The request –
Hunt for the word "pracowników" across the entries below, copying each line that holds it.

Dataset rows –
################
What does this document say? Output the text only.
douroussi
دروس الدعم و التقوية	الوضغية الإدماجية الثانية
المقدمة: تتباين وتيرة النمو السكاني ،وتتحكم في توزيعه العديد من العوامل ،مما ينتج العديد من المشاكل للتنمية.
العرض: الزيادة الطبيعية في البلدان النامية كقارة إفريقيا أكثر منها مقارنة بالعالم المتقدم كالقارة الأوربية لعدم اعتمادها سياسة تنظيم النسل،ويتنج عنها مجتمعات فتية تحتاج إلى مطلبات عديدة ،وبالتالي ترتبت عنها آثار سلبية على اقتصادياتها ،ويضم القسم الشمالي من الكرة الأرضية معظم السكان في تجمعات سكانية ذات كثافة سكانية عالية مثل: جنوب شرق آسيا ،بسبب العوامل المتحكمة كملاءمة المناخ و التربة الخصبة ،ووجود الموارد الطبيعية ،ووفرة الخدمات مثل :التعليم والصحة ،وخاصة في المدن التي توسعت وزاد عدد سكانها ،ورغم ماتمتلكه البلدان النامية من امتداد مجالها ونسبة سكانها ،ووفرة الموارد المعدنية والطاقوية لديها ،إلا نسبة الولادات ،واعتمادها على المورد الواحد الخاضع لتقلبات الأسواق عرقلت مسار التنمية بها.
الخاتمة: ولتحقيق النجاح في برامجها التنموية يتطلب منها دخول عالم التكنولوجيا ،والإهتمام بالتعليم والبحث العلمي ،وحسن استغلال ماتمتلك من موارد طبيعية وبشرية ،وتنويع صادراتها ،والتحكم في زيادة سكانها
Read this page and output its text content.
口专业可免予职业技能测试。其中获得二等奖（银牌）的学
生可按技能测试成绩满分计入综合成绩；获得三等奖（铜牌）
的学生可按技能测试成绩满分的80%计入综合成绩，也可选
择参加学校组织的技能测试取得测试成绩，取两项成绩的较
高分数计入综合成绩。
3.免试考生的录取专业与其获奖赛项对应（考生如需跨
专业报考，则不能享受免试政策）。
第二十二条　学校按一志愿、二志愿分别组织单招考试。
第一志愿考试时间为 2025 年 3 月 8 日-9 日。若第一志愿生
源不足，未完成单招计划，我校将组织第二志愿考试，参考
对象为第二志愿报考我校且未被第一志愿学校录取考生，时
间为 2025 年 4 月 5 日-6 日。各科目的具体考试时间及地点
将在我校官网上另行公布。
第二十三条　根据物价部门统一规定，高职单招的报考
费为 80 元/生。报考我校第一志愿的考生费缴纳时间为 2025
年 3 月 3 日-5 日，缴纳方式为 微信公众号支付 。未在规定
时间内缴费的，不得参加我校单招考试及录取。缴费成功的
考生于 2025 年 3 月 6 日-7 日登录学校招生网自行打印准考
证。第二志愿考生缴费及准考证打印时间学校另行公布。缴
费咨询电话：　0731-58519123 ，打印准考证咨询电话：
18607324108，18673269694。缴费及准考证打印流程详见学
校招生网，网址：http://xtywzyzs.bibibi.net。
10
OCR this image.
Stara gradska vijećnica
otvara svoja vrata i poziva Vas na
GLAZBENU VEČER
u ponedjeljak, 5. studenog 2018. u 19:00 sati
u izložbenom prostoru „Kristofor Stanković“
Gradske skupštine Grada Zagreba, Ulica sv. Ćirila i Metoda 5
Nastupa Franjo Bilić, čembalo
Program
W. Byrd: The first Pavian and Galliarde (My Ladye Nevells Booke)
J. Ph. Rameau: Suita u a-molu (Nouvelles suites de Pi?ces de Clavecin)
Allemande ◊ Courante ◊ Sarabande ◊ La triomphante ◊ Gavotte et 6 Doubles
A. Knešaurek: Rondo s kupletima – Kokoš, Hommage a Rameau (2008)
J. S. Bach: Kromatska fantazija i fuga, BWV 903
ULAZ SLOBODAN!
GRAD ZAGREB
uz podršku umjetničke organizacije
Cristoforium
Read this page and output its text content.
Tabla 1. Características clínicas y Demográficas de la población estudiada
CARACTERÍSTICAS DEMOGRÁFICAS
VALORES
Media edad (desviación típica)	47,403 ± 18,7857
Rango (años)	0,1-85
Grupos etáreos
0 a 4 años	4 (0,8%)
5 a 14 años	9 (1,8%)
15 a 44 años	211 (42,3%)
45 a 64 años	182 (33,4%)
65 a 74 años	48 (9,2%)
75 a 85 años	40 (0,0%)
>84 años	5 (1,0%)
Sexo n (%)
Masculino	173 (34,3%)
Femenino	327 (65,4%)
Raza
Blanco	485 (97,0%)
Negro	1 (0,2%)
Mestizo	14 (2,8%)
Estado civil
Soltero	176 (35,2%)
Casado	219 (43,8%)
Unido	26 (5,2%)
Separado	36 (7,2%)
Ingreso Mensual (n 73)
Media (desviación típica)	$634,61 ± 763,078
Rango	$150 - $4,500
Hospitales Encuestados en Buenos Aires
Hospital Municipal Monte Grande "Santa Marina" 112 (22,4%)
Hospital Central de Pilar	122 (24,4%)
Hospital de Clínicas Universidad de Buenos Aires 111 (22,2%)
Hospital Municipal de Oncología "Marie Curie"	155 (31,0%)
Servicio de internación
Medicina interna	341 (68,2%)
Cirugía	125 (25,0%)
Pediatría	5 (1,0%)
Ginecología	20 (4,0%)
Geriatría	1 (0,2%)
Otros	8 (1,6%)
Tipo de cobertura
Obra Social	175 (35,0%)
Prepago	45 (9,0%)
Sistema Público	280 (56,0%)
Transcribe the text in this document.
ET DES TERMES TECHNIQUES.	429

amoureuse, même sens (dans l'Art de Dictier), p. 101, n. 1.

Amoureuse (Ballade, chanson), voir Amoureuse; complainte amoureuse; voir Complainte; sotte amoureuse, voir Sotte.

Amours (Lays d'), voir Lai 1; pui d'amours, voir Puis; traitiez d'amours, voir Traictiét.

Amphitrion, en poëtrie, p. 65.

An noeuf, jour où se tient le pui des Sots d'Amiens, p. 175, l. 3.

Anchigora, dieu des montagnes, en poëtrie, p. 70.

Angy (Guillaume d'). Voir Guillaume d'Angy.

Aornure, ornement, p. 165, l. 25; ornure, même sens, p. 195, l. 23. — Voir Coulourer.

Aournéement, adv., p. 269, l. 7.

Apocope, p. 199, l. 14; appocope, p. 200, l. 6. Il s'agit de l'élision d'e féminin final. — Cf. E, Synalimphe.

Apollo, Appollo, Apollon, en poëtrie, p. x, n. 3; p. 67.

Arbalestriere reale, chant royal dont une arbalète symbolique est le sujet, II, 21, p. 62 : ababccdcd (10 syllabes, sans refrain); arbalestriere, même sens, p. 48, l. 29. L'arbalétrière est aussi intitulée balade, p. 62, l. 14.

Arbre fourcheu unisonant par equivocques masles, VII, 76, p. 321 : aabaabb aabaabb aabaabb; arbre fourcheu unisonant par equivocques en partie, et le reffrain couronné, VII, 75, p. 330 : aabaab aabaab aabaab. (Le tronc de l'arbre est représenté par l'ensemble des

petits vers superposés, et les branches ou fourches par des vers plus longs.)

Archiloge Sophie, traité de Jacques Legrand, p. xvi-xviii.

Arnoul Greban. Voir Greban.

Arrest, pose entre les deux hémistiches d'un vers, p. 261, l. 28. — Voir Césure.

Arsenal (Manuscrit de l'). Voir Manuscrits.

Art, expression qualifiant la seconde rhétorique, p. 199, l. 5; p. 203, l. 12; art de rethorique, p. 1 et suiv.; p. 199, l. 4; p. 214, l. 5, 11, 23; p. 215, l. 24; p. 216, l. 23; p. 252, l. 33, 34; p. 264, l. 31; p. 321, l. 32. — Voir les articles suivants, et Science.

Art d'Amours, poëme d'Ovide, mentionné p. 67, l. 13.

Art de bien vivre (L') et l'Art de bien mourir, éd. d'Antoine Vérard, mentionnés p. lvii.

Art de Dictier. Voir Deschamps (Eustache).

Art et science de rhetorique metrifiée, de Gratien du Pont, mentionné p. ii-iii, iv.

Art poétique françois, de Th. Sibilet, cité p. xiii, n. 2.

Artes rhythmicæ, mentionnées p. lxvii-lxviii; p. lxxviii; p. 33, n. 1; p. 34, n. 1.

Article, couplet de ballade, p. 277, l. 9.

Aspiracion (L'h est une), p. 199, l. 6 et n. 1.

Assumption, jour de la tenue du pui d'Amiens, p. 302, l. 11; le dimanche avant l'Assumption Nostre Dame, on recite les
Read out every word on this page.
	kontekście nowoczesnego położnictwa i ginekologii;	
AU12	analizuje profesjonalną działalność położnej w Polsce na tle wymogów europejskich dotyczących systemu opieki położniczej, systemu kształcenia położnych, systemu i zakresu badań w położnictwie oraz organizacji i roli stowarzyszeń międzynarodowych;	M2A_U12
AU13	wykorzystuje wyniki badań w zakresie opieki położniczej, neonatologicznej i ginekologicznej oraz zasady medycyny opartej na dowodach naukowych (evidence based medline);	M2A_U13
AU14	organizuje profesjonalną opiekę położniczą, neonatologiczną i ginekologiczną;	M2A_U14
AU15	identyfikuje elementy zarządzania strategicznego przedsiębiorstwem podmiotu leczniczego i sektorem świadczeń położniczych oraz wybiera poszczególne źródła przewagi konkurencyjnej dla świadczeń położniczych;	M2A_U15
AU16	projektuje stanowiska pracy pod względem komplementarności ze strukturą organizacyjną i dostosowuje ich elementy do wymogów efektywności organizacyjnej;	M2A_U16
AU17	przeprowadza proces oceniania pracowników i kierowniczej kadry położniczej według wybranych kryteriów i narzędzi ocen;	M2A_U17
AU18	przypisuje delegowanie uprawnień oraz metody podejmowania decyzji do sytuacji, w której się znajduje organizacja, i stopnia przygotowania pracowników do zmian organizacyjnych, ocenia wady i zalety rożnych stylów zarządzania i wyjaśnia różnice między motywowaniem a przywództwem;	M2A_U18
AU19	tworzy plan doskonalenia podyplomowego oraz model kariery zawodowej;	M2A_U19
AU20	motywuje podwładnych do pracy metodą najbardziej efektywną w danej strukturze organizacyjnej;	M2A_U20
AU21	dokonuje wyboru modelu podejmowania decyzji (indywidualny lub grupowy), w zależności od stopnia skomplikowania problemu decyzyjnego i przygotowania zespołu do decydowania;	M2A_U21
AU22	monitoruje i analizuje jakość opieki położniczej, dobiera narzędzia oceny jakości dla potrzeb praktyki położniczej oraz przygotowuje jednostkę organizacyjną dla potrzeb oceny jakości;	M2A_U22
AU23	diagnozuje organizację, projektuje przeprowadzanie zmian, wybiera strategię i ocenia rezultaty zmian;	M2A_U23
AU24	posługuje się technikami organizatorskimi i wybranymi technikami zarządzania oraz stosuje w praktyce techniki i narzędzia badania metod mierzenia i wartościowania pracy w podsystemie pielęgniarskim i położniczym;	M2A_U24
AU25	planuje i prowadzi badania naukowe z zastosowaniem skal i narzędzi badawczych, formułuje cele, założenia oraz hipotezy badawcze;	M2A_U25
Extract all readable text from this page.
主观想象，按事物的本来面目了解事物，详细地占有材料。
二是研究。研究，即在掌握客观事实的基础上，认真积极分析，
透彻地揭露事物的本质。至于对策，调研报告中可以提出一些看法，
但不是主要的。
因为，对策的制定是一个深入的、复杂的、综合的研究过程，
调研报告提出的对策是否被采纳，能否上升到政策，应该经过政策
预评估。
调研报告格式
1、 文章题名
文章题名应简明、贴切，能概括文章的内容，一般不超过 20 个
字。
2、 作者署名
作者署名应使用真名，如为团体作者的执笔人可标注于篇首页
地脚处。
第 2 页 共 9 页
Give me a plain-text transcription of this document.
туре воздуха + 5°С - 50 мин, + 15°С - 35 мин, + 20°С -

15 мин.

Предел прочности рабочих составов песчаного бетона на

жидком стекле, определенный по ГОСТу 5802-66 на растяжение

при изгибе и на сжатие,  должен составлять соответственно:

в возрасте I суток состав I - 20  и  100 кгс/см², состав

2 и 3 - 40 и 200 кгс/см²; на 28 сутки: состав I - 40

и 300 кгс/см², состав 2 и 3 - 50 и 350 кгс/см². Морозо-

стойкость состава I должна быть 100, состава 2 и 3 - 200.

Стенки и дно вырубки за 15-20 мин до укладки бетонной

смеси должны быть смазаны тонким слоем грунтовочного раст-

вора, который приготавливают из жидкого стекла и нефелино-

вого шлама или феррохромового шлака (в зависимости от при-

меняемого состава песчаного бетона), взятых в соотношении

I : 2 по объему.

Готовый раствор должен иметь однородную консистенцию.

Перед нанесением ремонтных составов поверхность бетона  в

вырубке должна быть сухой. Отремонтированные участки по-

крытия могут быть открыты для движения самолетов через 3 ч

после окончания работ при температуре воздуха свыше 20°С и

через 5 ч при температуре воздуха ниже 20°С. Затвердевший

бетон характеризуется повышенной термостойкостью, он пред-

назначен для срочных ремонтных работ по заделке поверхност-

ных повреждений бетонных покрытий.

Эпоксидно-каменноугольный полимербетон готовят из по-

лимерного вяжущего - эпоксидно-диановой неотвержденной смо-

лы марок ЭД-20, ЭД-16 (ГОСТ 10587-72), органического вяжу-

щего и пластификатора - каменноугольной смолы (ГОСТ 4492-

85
################
Solved exercise –
AU17	przeprowadza proces oceniania pracowników i kierowniczej kadry położniczej według wybranych kryteriów i narzędzi ocen;	M2A_U17
AU18	przypisuje delegowanie uprawnień oraz metody podejmowania decyzji do sytuacji, w której się znajduje organizacja, i stopnia przygotowania pracowników do zmian organizacyjnych, ocenia wady i zalety rożnych stylów zarządzania i wyjaśnia różnice między motywowaniem a przywództwem;	M2A_U18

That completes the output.